* _Work to be completed_: Give the data below again exactly as written, without its pictures.

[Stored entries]
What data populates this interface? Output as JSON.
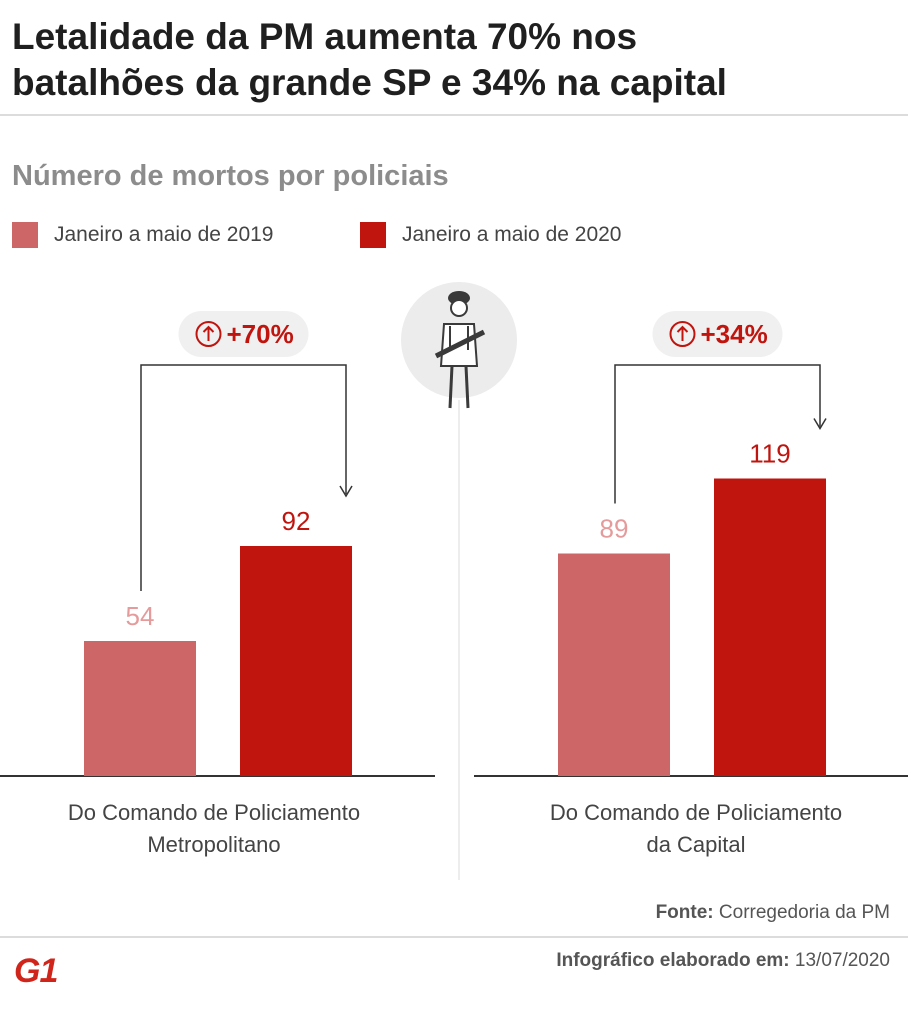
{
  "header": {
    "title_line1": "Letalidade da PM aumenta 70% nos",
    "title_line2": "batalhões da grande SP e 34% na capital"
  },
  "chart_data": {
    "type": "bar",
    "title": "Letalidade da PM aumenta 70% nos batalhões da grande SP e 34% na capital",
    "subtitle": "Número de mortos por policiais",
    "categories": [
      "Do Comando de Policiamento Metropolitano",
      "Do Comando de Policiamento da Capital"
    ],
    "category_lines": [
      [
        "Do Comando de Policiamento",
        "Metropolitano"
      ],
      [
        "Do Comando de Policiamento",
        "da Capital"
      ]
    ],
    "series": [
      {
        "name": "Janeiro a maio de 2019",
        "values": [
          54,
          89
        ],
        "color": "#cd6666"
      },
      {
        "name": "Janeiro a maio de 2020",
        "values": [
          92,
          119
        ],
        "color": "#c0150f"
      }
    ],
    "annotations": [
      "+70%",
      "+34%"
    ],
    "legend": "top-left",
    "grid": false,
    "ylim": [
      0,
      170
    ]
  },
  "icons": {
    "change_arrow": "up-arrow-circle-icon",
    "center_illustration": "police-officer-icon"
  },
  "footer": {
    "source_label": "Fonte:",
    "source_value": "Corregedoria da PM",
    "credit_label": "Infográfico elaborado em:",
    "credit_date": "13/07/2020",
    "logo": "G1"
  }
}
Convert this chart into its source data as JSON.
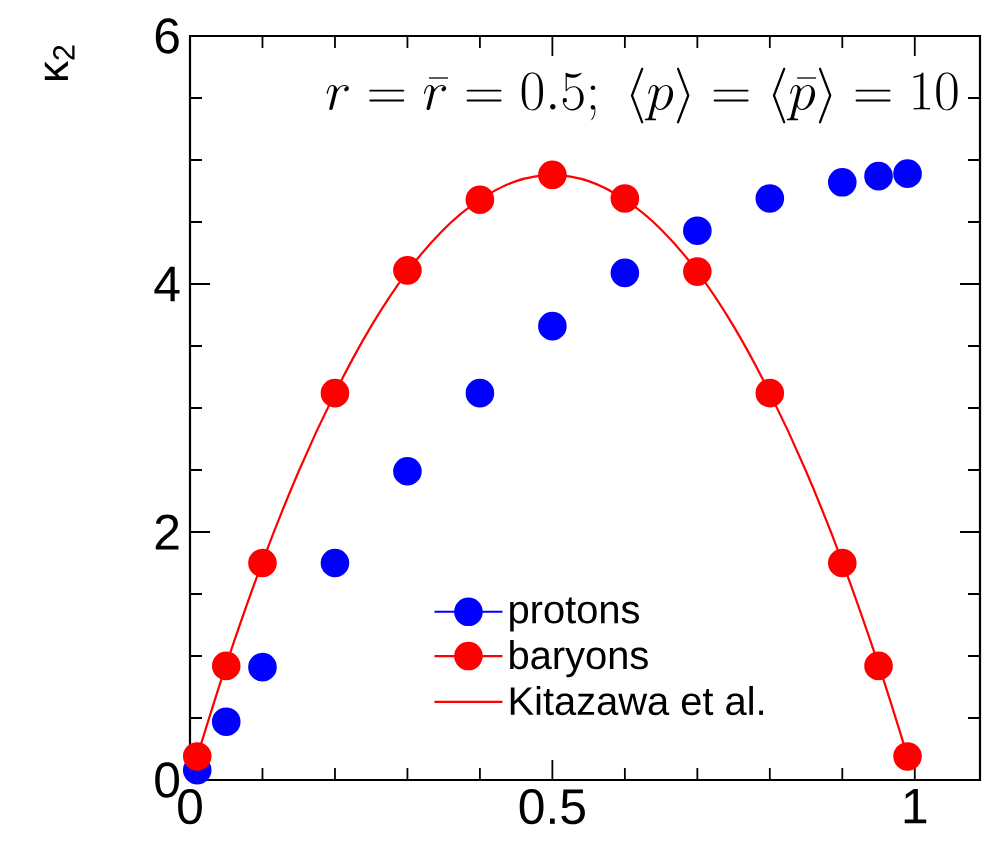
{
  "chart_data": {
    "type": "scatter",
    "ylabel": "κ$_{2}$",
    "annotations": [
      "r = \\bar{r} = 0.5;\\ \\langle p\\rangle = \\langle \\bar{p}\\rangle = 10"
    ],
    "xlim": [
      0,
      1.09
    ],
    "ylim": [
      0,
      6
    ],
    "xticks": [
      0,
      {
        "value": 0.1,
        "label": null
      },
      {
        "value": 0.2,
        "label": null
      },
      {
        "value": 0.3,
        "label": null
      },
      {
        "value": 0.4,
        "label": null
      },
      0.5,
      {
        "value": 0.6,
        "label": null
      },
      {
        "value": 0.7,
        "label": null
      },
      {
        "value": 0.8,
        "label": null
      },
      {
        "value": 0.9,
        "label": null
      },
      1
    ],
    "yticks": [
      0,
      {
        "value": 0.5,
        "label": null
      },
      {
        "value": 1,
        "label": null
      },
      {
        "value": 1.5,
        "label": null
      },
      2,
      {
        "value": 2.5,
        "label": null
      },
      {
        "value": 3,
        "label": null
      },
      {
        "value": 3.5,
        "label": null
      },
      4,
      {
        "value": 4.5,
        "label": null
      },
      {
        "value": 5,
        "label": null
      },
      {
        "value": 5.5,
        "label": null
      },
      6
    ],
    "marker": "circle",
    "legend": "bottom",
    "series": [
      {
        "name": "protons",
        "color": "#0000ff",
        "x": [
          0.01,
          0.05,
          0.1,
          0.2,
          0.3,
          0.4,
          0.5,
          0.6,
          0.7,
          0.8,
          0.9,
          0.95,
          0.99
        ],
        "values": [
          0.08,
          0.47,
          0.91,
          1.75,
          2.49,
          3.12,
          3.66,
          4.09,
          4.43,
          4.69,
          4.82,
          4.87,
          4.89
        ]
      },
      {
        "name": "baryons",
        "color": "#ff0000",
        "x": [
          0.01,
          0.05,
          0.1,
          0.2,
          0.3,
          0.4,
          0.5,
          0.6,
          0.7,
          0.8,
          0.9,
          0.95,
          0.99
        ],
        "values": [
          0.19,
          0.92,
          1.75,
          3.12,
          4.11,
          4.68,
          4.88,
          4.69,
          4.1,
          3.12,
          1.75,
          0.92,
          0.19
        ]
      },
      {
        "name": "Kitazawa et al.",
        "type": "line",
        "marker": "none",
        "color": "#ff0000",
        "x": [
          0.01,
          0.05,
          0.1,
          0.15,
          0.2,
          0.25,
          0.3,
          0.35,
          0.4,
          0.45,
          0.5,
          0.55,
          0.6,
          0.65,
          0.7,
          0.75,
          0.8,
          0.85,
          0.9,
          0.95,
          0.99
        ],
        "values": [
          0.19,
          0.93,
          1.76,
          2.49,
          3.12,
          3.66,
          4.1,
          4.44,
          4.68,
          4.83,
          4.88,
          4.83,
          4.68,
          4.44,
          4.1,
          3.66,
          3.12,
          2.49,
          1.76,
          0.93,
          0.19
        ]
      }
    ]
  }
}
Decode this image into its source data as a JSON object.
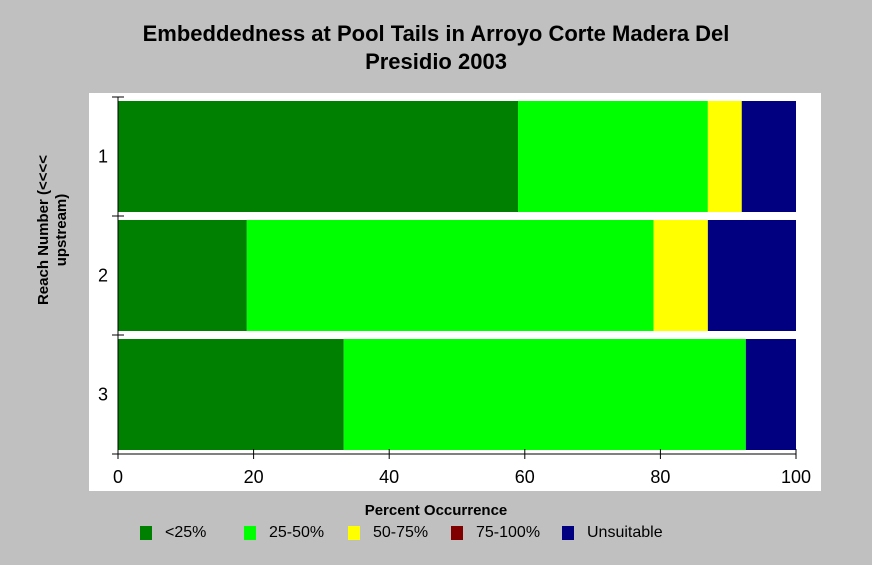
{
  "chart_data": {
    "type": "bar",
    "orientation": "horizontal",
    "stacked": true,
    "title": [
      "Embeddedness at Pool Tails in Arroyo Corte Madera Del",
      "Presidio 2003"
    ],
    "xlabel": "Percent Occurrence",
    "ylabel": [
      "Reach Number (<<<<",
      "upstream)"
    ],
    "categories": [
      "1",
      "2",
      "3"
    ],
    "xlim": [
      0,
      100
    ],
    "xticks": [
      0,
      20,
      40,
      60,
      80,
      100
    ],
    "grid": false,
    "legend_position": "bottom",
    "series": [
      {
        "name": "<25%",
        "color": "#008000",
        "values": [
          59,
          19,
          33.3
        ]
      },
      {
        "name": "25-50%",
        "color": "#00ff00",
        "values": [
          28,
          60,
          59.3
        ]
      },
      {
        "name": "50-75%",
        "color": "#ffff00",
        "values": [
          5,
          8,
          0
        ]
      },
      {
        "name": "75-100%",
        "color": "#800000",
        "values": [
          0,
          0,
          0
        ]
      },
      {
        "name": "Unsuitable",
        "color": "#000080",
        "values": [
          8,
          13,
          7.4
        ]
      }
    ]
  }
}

* _Exercise answer_:
What data populates this interface? Output as JSON.
{
  "header": {
    "title_line1": "Letalidade da PM aumenta 70% nos",
    "title_line2": "batalhões da grande SP e 34% na capital"
  },
  "chart_data": {
    "type": "bar",
    "title": "Letalidade da PM aumenta 70% nos batalhões da grande SP e 34% na capital",
    "subtitle": "Número de mortos por policiais",
    "categories": [
      "Do Comando de Policiamento Metropolitano",
      "Do Comando de Policiamento da Capital"
    ],
    "category_lines": [
      [
        "Do Comando de Policiamento",
        "Metropolitano"
      ],
      [
        "Do Comando de Policiamento",
        "da Capital"
      ]
    ],
    "series": [
      {
        "name": "Janeiro a maio de 2019",
        "values": [
          54,
          89
        ],
        "color": "#cd6666"
      },
      {
        "name": "Janeiro a maio de 2020",
        "values": [
          92,
          119
        ],
        "color": "#c0150f"
      }
    ],
    "annotations": [
      "+70%",
      "+34%"
    ],
    "legend": "top-left",
    "grid": false,
    "ylim": [
      0,
      170
    ]
  },
  "icons": {
    "change_arrow": "up-arrow-circle-icon",
    "center_illustration": "police-officer-icon"
  },
  "footer": {
    "source_label": "Fonte:",
    "source_value": "Corregedoria da PM",
    "credit_label": "Infográfico elaborado em:",
    "credit_date": "13/07/2020",
    "logo": "G1"
  }
}
Convert this chart into its source data as JSON.
{
  "chart_data": {
    "type": "scatter",
    "ylabel": "κ$_{2}$",
    "annotations": [
      "r = \\bar{r} = 0.5;\\ \\langle p\\rangle = \\langle \\bar{p}\\rangle = 10"
    ],
    "xlim": [
      0,
      1.09
    ],
    "ylim": [
      0,
      6
    ],
    "xticks": [
      0,
      {
        "value": 0.1,
        "label": null
      },
      {
        "value": 0.2,
        "label": null
      },
      {
        "value": 0.3,
        "label": null
      },
      {
        "value": 0.4,
        "label": null
      },
      0.5,
      {
        "value": 0.6,
        "label": null
      },
      {
        "value": 0.7,
        "label": null
      },
      {
        "value": 0.8,
        "label": null
      },
      {
        "value": 0.9,
        "label": null
      },
      1
    ],
    "yticks": [
      0,
      {
        "value": 0.5,
        "label": null
      },
      {
        "value": 1,
        "label": null
      },
      {
        "value": 1.5,
        "label": null
      },
      2,
      {
        "value": 2.5,
        "label": null
      },
      {
        "value": 3,
        "label": null
      },
      {
        "value": 3.5,
        "label": null
      },
      4,
      {
        "value": 4.5,
        "label": null
      },
      {
        "value": 5,
        "label": null
      },
      {
        "value": 5.5,
        "label": null
      },
      6
    ],
    "marker": "circle",
    "legend": "bottom",
    "series": [
      {
        "name": "protons",
        "color": "#0000ff",
        "x": [
          0.01,
          0.05,
          0.1,
          0.2,
          0.3,
          0.4,
          0.5,
          0.6,
          0.7,
          0.8,
          0.9,
          0.95,
          0.99
        ],
        "values": [
          0.08,
          0.47,
          0.91,
          1.75,
          2.49,
          3.12,
          3.66,
          4.09,
          4.43,
          4.69,
          4.82,
          4.87,
          4.89
        ]
      },
      {
        "name": "baryons",
        "color": "#ff0000",
        "x": [
          0.01,
          0.05,
          0.1,
          0.2,
          0.3,
          0.4,
          0.5,
          0.6,
          0.7,
          0.8,
          0.9,
          0.95,
          0.99
        ],
        "values": [
          0.19,
          0.92,
          1.75,
          3.12,
          4.11,
          4.68,
          4.88,
          4.69,
          4.1,
          3.12,
          1.75,
          0.92,
          0.19
        ]
      },
      {
        "name": "Kitazawa et al.",
        "type": "line",
        "marker": "none",
        "color": "#ff0000",
        "x": [
          0.01,
          0.05,
          0.1,
          0.15,
          0.2,
          0.25,
          0.3,
          0.35,
          0.4,
          0.45,
          0.5,
          0.55,
          0.6,
          0.65,
          0.7,
          0.75,
          0.8,
          0.85,
          0.9,
          0.95,
          0.99
        ],
        "values": [
          0.19,
          0.93,
          1.76,
          2.49,
          3.12,
          3.66,
          4.1,
          4.44,
          4.68,
          4.83,
          4.88,
          4.83,
          4.68,
          4.44,
          4.1,
          3.66,
          3.12,
          2.49,
          1.76,
          0.93,
          0.19
        ]
      }
    ]
  }
}
Decode this image into its source data as a JSON object.
{
  "chart_data": {
    "type": "bar",
    "orientation": "horizontal",
    "stacked": true,
    "title": [
      "Embeddedness at Pool Tails in Arroyo Corte Madera Del",
      "Presidio 2003"
    ],
    "xlabel": "Percent Occurrence",
    "ylabel": [
      "Reach Number (<<<<",
      "upstream)"
    ],
    "categories": [
      "1",
      "2",
      "3"
    ],
    "xlim": [
      0,
      100
    ],
    "xticks": [
      0,
      20,
      40,
      60,
      80,
      100
    ],
    "grid": false,
    "legend_position": "bottom",
    "series": [
      {
        "name": "<25%",
        "color": "#008000",
        "values": [
          59,
          19,
          33.3
        ]
      },
      {
        "name": "25-50%",
        "color": "#00ff00",
        "values": [
          28,
          60,
          59.3
        ]
      },
      {
        "name": "50-75%",
        "color": "#ffff00",
        "values": [
          5,
          8,
          0
        ]
      },
      {
        "name": "75-100%",
        "color": "#800000",
        "values": [
          0,
          0,
          0
        ]
      },
      {
        "name": "Unsuitable",
        "color": "#000080",
        "values": [
          8,
          13,
          7.4
        ]
      }
    ]
  }
}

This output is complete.